**Task goal**
Where a line holds "friends", copy it.
——————
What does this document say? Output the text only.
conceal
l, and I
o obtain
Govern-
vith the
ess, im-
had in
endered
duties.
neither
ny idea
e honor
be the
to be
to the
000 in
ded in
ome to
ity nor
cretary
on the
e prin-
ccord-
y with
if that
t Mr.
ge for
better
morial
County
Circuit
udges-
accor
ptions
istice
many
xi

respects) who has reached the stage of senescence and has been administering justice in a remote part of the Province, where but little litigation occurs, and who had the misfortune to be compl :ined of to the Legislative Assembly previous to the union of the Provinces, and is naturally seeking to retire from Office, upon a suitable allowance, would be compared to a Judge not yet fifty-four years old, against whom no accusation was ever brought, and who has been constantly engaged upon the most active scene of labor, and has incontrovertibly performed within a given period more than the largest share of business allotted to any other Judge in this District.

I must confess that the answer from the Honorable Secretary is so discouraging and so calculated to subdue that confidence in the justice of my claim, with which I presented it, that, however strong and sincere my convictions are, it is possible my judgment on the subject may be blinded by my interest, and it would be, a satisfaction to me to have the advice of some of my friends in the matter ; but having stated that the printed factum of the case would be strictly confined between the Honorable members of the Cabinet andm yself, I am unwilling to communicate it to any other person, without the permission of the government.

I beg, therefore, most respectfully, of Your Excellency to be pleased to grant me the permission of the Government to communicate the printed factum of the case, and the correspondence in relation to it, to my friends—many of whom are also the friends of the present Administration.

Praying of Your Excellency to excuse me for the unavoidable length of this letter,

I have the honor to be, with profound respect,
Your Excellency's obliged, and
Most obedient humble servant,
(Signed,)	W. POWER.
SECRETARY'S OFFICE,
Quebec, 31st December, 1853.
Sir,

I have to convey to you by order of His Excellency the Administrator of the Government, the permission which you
——————
**Answer to this task**
I must confess that the answer from the Honorable Secretary is so discouraging and so calculated to subdue that confidence in the justice of my claim, with which I presented it, that, however strong and sincere my convictions are, it is possible my judgment on the subject may be blinded by my interest, and it would be, a satisfaction to me to have the advice of some of my friends in the matter ; but having stated that the printed factum of the case would be strictly confined between the Honorable members of the Cabinet andm yself, I am unwilling to communicate it to any other person, without the permission of the government.
I beg, therefore, most respectfully, of Your Excellency to be pleased to grant me the permission of the Government to communicate the printed factum of the case, and the correspondence in relation to it, to my friends—many of whom are also the friends of the present Administration.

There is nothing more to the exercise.